(Short exercise) Find the lines in these entries that include the word "this" and state how many there are, with no other words.

(Stored entries)
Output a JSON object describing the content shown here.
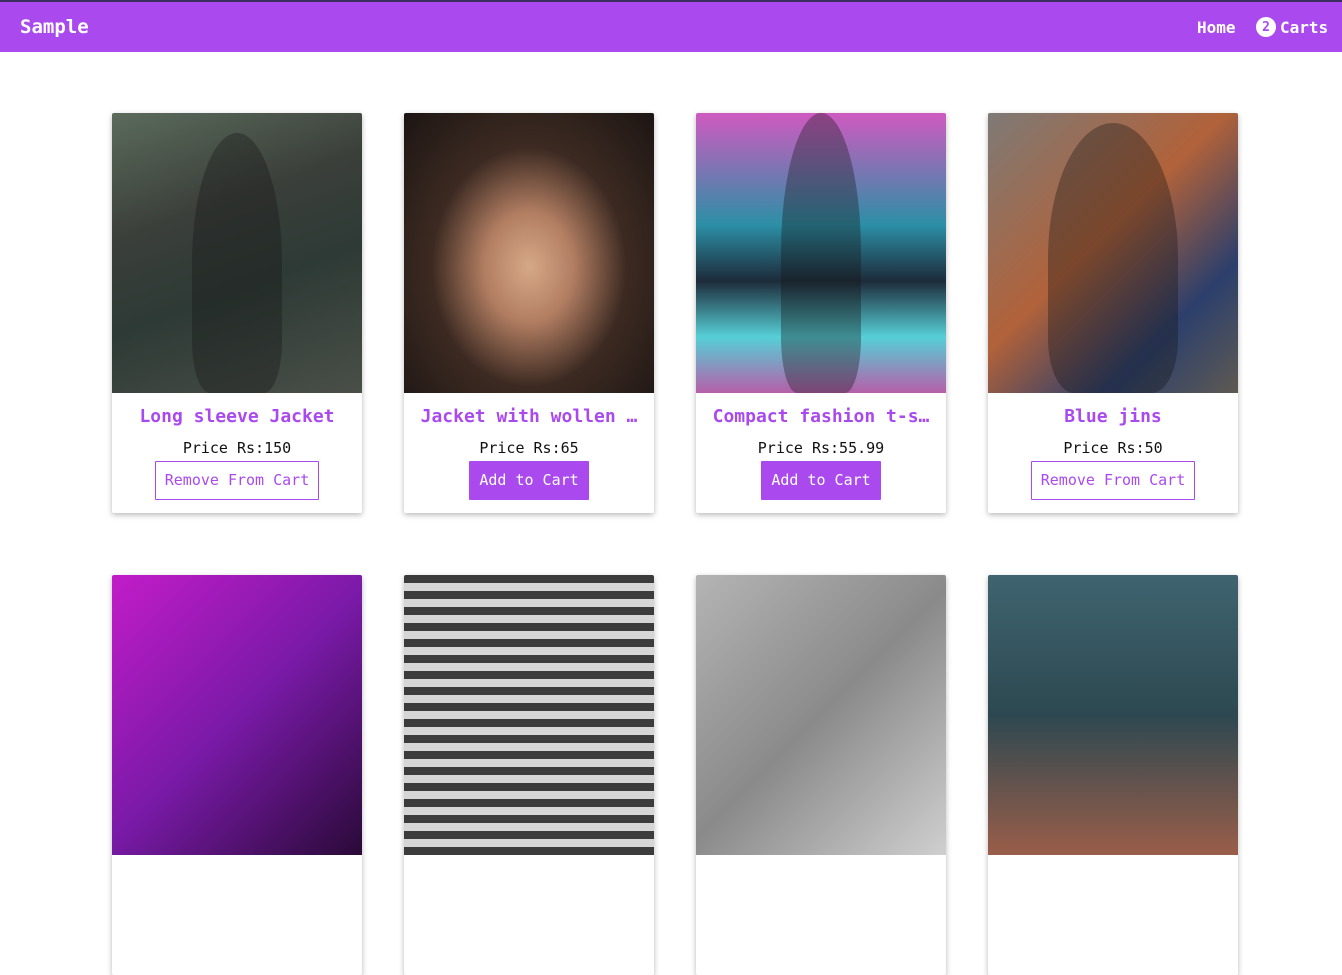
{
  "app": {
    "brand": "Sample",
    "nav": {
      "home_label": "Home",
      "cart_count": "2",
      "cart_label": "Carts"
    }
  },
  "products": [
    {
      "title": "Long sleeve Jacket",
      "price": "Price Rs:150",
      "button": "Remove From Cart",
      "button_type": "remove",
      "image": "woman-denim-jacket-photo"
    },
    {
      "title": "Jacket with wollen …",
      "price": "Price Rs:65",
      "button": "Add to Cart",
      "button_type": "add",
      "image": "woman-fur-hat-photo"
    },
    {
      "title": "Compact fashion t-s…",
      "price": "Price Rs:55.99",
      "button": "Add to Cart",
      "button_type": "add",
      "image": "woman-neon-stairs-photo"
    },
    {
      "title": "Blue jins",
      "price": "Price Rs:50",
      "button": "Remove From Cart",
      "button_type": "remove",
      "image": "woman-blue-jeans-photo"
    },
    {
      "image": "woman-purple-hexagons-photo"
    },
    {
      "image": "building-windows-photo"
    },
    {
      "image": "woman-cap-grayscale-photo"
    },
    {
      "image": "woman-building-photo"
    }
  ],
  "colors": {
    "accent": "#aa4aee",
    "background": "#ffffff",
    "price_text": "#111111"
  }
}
==
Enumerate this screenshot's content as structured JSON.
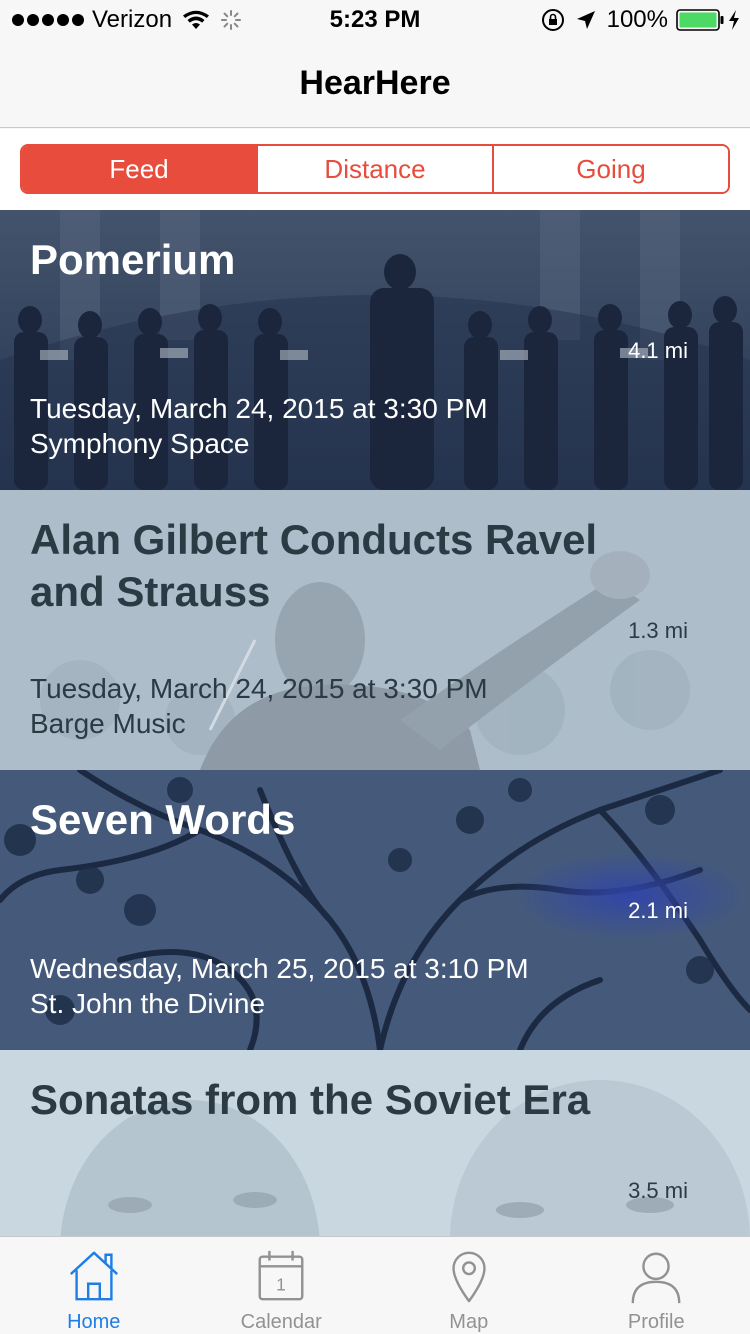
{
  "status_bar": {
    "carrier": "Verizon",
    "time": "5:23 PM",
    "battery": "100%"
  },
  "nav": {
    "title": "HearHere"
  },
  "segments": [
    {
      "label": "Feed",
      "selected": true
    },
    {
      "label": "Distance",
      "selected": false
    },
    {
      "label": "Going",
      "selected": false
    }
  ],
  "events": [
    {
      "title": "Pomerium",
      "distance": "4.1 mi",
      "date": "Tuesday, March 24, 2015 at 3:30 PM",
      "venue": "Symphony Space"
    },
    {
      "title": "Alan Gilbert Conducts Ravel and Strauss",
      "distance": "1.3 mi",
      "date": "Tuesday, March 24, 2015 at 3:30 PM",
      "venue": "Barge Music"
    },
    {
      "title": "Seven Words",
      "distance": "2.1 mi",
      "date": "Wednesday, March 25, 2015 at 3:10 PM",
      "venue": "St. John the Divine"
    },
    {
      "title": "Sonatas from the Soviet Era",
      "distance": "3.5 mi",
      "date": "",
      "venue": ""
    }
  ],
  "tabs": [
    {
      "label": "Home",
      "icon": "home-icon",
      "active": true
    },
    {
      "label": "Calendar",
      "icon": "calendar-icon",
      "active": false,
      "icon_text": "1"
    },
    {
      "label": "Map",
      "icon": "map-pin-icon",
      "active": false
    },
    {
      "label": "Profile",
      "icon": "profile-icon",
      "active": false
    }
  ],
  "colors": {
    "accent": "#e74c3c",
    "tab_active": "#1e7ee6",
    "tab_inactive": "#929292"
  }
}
* * *
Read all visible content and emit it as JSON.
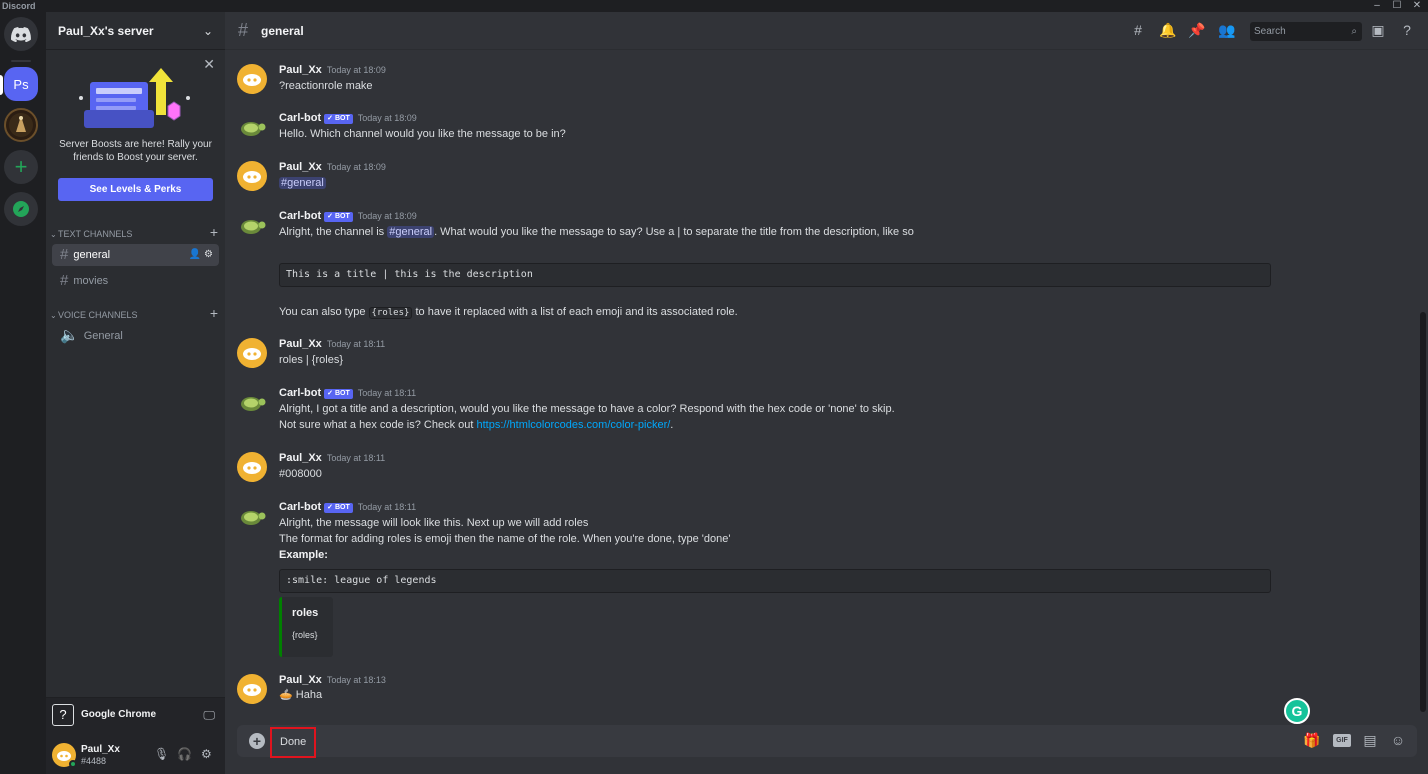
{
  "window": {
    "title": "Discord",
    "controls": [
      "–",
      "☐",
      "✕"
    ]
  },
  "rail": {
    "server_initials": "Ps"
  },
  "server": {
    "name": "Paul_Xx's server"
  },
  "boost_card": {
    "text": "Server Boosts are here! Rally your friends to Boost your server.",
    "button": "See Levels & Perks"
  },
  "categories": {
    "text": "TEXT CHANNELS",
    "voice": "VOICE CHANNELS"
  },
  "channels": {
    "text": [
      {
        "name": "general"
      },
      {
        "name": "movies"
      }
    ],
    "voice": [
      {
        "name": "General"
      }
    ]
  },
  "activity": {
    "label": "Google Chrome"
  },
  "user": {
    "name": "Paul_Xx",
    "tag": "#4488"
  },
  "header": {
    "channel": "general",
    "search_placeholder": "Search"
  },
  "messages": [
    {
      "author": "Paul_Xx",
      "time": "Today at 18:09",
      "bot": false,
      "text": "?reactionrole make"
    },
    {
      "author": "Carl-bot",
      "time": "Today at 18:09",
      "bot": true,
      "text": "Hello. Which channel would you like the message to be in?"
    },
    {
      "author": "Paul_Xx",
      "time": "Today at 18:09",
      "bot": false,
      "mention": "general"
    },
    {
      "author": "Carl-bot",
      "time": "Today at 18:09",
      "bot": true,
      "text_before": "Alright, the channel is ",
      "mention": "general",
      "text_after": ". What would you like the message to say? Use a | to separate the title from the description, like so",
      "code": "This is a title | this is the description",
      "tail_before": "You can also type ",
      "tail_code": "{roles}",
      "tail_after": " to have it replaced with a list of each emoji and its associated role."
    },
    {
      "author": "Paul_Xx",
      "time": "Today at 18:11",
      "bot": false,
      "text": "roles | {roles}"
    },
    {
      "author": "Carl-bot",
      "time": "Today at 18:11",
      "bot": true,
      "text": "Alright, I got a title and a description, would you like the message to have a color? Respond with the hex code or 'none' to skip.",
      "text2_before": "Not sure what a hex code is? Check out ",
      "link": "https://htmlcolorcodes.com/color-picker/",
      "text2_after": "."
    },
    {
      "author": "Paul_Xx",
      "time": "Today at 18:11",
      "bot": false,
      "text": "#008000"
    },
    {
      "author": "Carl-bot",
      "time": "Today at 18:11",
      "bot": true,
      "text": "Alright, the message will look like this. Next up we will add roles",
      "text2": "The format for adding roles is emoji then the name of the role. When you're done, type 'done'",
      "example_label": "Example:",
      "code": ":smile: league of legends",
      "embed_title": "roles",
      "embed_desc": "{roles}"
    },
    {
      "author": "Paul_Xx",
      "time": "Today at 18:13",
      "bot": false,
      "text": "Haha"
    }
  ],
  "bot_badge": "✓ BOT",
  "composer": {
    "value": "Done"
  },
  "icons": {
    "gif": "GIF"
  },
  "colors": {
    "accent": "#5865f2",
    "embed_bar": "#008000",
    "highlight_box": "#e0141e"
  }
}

(Reply) 3